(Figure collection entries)
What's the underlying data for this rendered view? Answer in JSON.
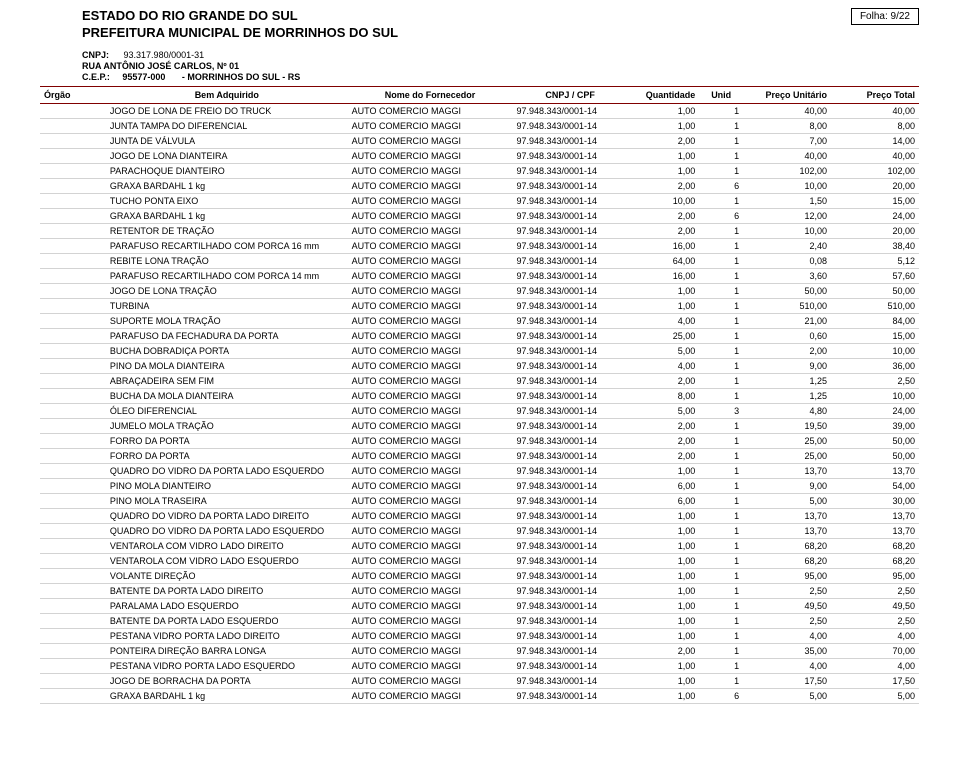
{
  "header": {
    "estado": "ESTADO DO RIO GRANDE DO SUL",
    "prefeitura": "PREFEITURA MUNICIPAL DE MORRINHOS DO SUL",
    "folha_label": "Folha:",
    "folha_value": "9/22",
    "cnpj_label": "CNPJ:",
    "cnpj_value": "93.317.980/0001-31",
    "rua": "RUA ANTÔNIO JOSÉ CARLOS, Nº 01",
    "cep_label": "C.E.P.:",
    "cep_value": "95577-000",
    "cep_city": "- MORRINHOS DO SUL - RS"
  },
  "columns": {
    "orgao": "Órgão",
    "bem": "Bem Adquirido",
    "fornecedor": "Nome do Fornecedor",
    "cnpj": "CNPJ / CPF",
    "qtd": "Quantidade",
    "unid": "Unid",
    "pu": "Preço Unitário",
    "pt": "Preço Total"
  },
  "rows": [
    {
      "bem": "JOGO DE LONA DE FREIO DO TRUCK",
      "forn": "AUTO COMERCIO MAGGI",
      "cnpj": "97.948.343/0001-14",
      "qtd": "1,00",
      "unid": "1",
      "pu": "40,00",
      "pt": "40,00"
    },
    {
      "bem": "JUNTA TAMPA DO DIFERENCIAL",
      "forn": "AUTO COMERCIO MAGGI",
      "cnpj": "97.948.343/0001-14",
      "qtd": "1,00",
      "unid": "1",
      "pu": "8,00",
      "pt": "8,00"
    },
    {
      "bem": "JUNTA DE VÁLVULA",
      "forn": "AUTO COMERCIO MAGGI",
      "cnpj": "97.948.343/0001-14",
      "qtd": "2,00",
      "unid": "1",
      "pu": "7,00",
      "pt": "14,00"
    },
    {
      "bem": "JOGO DE LONA DIANTEIRA",
      "forn": "AUTO COMERCIO MAGGI",
      "cnpj": "97.948.343/0001-14",
      "qtd": "1,00",
      "unid": "1",
      "pu": "40,00",
      "pt": "40,00"
    },
    {
      "bem": "PARACHOQUE DIANTEIRO",
      "forn": "AUTO COMERCIO MAGGI",
      "cnpj": "97.948.343/0001-14",
      "qtd": "1,00",
      "unid": "1",
      "pu": "102,00",
      "pt": "102,00"
    },
    {
      "bem": "GRAXA BARDAHL 1 kg",
      "forn": "AUTO COMERCIO MAGGI",
      "cnpj": "97.948.343/0001-14",
      "qtd": "2,00",
      "unid": "6",
      "pu": "10,00",
      "pt": "20,00"
    },
    {
      "bem": "TUCHO PONTA EIXO",
      "forn": "AUTO COMERCIO MAGGI",
      "cnpj": "97.948.343/0001-14",
      "qtd": "10,00",
      "unid": "1",
      "pu": "1,50",
      "pt": "15,00"
    },
    {
      "bem": "GRAXA BARDAHL 1 kg",
      "forn": "AUTO COMERCIO MAGGI",
      "cnpj": "97.948.343/0001-14",
      "qtd": "2,00",
      "unid": "6",
      "pu": "12,00",
      "pt": "24,00"
    },
    {
      "bem": "RETENTOR DE TRAÇÃO",
      "forn": "AUTO COMERCIO MAGGI",
      "cnpj": "97.948.343/0001-14",
      "qtd": "2,00",
      "unid": "1",
      "pu": "10,00",
      "pt": "20,00"
    },
    {
      "bem": "PARAFUSO RECARTILHADO COM PORCA 16 mm",
      "forn": "AUTO COMERCIO MAGGI",
      "cnpj": "97.948.343/0001-14",
      "qtd": "16,00",
      "unid": "1",
      "pu": "2,40",
      "pt": "38,40"
    },
    {
      "bem": "REBITE LONA TRAÇÃO",
      "forn": "AUTO COMERCIO MAGGI",
      "cnpj": "97.948.343/0001-14",
      "qtd": "64,00",
      "unid": "1",
      "pu": "0,08",
      "pt": "5,12"
    },
    {
      "bem": "PARAFUSO RECARTILHADO COM PORCA 14 mm",
      "forn": "AUTO COMERCIO MAGGI",
      "cnpj": "97.948.343/0001-14",
      "qtd": "16,00",
      "unid": "1",
      "pu": "3,60",
      "pt": "57,60"
    },
    {
      "bem": "JOGO DE LONA TRAÇÃO",
      "forn": "AUTO COMERCIO MAGGI",
      "cnpj": "97.948.343/0001-14",
      "qtd": "1,00",
      "unid": "1",
      "pu": "50,00",
      "pt": "50,00"
    },
    {
      "bem": "TURBINA",
      "forn": "AUTO COMERCIO MAGGI",
      "cnpj": "97.948.343/0001-14",
      "qtd": "1,00",
      "unid": "1",
      "pu": "510,00",
      "pt": "510,00"
    },
    {
      "bem": "SUPORTE MOLA TRAÇÃO",
      "forn": "AUTO COMERCIO MAGGI",
      "cnpj": "97.948.343/0001-14",
      "qtd": "4,00",
      "unid": "1",
      "pu": "21,00",
      "pt": "84,00"
    },
    {
      "bem": "PARAFUSO DA FECHADURA DA PORTA",
      "forn": "AUTO COMERCIO MAGGI",
      "cnpj": "97.948.343/0001-14",
      "qtd": "25,00",
      "unid": "1",
      "pu": "0,60",
      "pt": "15,00"
    },
    {
      "bem": "BUCHA DOBRADIÇA PORTA",
      "forn": "AUTO COMERCIO MAGGI",
      "cnpj": "97.948.343/0001-14",
      "qtd": "5,00",
      "unid": "1",
      "pu": "2,00",
      "pt": "10,00"
    },
    {
      "bem": "PINO DA MOLA DIANTEIRA",
      "forn": "AUTO COMERCIO MAGGI",
      "cnpj": "97.948.343/0001-14",
      "qtd": "4,00",
      "unid": "1",
      "pu": "9,00",
      "pt": "36,00"
    },
    {
      "bem": "ABRAÇADEIRA SEM FIM",
      "forn": "AUTO COMERCIO MAGGI",
      "cnpj": "97.948.343/0001-14",
      "qtd": "2,00",
      "unid": "1",
      "pu": "1,25",
      "pt": "2,50"
    },
    {
      "bem": "BUCHA DA MOLA DIANTEIRA",
      "forn": "AUTO COMERCIO MAGGI",
      "cnpj": "97.948.343/0001-14",
      "qtd": "8,00",
      "unid": "1",
      "pu": "1,25",
      "pt": "10,00"
    },
    {
      "bem": "ÓLEO DIFERENCIAL",
      "forn": "AUTO COMERCIO MAGGI",
      "cnpj": "97.948.343/0001-14",
      "qtd": "5,00",
      "unid": "3",
      "pu": "4,80",
      "pt": "24,00"
    },
    {
      "bem": "JUMELO MOLA TRAÇÃO",
      "forn": "AUTO COMERCIO MAGGI",
      "cnpj": "97.948.343/0001-14",
      "qtd": "2,00",
      "unid": "1",
      "pu": "19,50",
      "pt": "39,00"
    },
    {
      "bem": "FORRO DA PORTA",
      "forn": "AUTO COMERCIO MAGGI",
      "cnpj": "97.948.343/0001-14",
      "qtd": "2,00",
      "unid": "1",
      "pu": "25,00",
      "pt": "50,00"
    },
    {
      "bem": "FORRO DA PORTA",
      "forn": "AUTO COMERCIO MAGGI",
      "cnpj": "97.948.343/0001-14",
      "qtd": "2,00",
      "unid": "1",
      "pu": "25,00",
      "pt": "50,00"
    },
    {
      "bem": "QUADRO DO VIDRO DA PORTA LADO ESQUERDO",
      "forn": "AUTO COMERCIO MAGGI",
      "cnpj": "97.948.343/0001-14",
      "qtd": "1,00",
      "unid": "1",
      "pu": "13,70",
      "pt": "13,70"
    },
    {
      "bem": "PINO MOLA DIANTEIRO",
      "forn": "AUTO COMERCIO MAGGI",
      "cnpj": "97.948.343/0001-14",
      "qtd": "6,00",
      "unid": "1",
      "pu": "9,00",
      "pt": "54,00"
    },
    {
      "bem": "PINO MOLA TRASEIRA",
      "forn": "AUTO COMERCIO MAGGI",
      "cnpj": "97.948.343/0001-14",
      "qtd": "6,00",
      "unid": "1",
      "pu": "5,00",
      "pt": "30,00"
    },
    {
      "bem": "QUADRO DO VIDRO DA PORTA LADO DIREITO",
      "forn": "AUTO COMERCIO MAGGI",
      "cnpj": "97.948.343/0001-14",
      "qtd": "1,00",
      "unid": "1",
      "pu": "13,70",
      "pt": "13,70"
    },
    {
      "bem": "QUADRO DO VIDRO DA PORTA LADO ESQUERDO",
      "forn": "AUTO COMERCIO MAGGI",
      "cnpj": "97.948.343/0001-14",
      "qtd": "1,00",
      "unid": "1",
      "pu": "13,70",
      "pt": "13,70"
    },
    {
      "bem": "VENTAROLA COM VIDRO LADO DIREITO",
      "forn": "AUTO COMERCIO MAGGI",
      "cnpj": "97.948.343/0001-14",
      "qtd": "1,00",
      "unid": "1",
      "pu": "68,20",
      "pt": "68,20"
    },
    {
      "bem": "VENTAROLA COM VIDRO LADO ESQUERDO",
      "forn": "AUTO COMERCIO MAGGI",
      "cnpj": "97.948.343/0001-14",
      "qtd": "1,00",
      "unid": "1",
      "pu": "68,20",
      "pt": "68,20"
    },
    {
      "bem": "VOLANTE DIREÇÃO",
      "forn": "AUTO COMERCIO MAGGI",
      "cnpj": "97.948.343/0001-14",
      "qtd": "1,00",
      "unid": "1",
      "pu": "95,00",
      "pt": "95,00"
    },
    {
      "bem": "BATENTE DA PORTA LADO DIREITO",
      "forn": "AUTO COMERCIO MAGGI",
      "cnpj": "97.948.343/0001-14",
      "qtd": "1,00",
      "unid": "1",
      "pu": "2,50",
      "pt": "2,50"
    },
    {
      "bem": "PARALAMA LADO ESQUERDO",
      "forn": "AUTO COMERCIO MAGGI",
      "cnpj": "97.948.343/0001-14",
      "qtd": "1,00",
      "unid": "1",
      "pu": "49,50",
      "pt": "49,50"
    },
    {
      "bem": "BATENTE DA PORTA LADO ESQUERDO",
      "forn": "AUTO COMERCIO MAGGI",
      "cnpj": "97.948.343/0001-14",
      "qtd": "1,00",
      "unid": "1",
      "pu": "2,50",
      "pt": "2,50"
    },
    {
      "bem": "PESTANA VIDRO PORTA LADO DIREITO",
      "forn": "AUTO COMERCIO MAGGI",
      "cnpj": "97.948.343/0001-14",
      "qtd": "1,00",
      "unid": "1",
      "pu": "4,00",
      "pt": "4,00"
    },
    {
      "bem": "PONTEIRA DIREÇÃO BARRA LONGA",
      "forn": "AUTO COMERCIO MAGGI",
      "cnpj": "97.948.343/0001-14",
      "qtd": "2,00",
      "unid": "1",
      "pu": "35,00",
      "pt": "70,00"
    },
    {
      "bem": "PESTANA VIDRO PORTA LADO ESQUERDO",
      "forn": "AUTO COMERCIO MAGGI",
      "cnpj": "97.948.343/0001-14",
      "qtd": "1,00",
      "unid": "1",
      "pu": "4,00",
      "pt": "4,00"
    },
    {
      "bem": "JOGO DE BORRACHA DA PORTA",
      "forn": "AUTO COMERCIO MAGGI",
      "cnpj": "97.948.343/0001-14",
      "qtd": "1,00",
      "unid": "1",
      "pu": "17,50",
      "pt": "17,50"
    },
    {
      "bem": "GRAXA BARDAHL 1 kg",
      "forn": "AUTO COMERCIO MAGGI",
      "cnpj": "97.948.343/0001-14",
      "qtd": "1,00",
      "unid": "6",
      "pu": "5,00",
      "pt": "5,00"
    }
  ]
}
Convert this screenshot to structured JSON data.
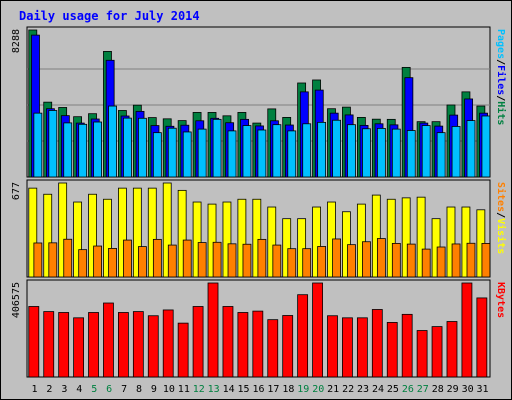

• WHAT IS BEING ASKED: Identify the lines of the data that contain the word "MOLA". Copy each of them.

• THE RESULT:
      "bem": "SUPORTE MOLA TRAÇÃO",
      "bem": "PINO DA MOLA DIANTEIRA",
      "bem": "BUCHA DA MOLA DIANTEIRA",
      "bem": "JUMELO MOLA TRAÇÃO",
      "bem": "PINO MOLA DIANTEIRO",
      "bem": "PINO MOLA TRASEIRA",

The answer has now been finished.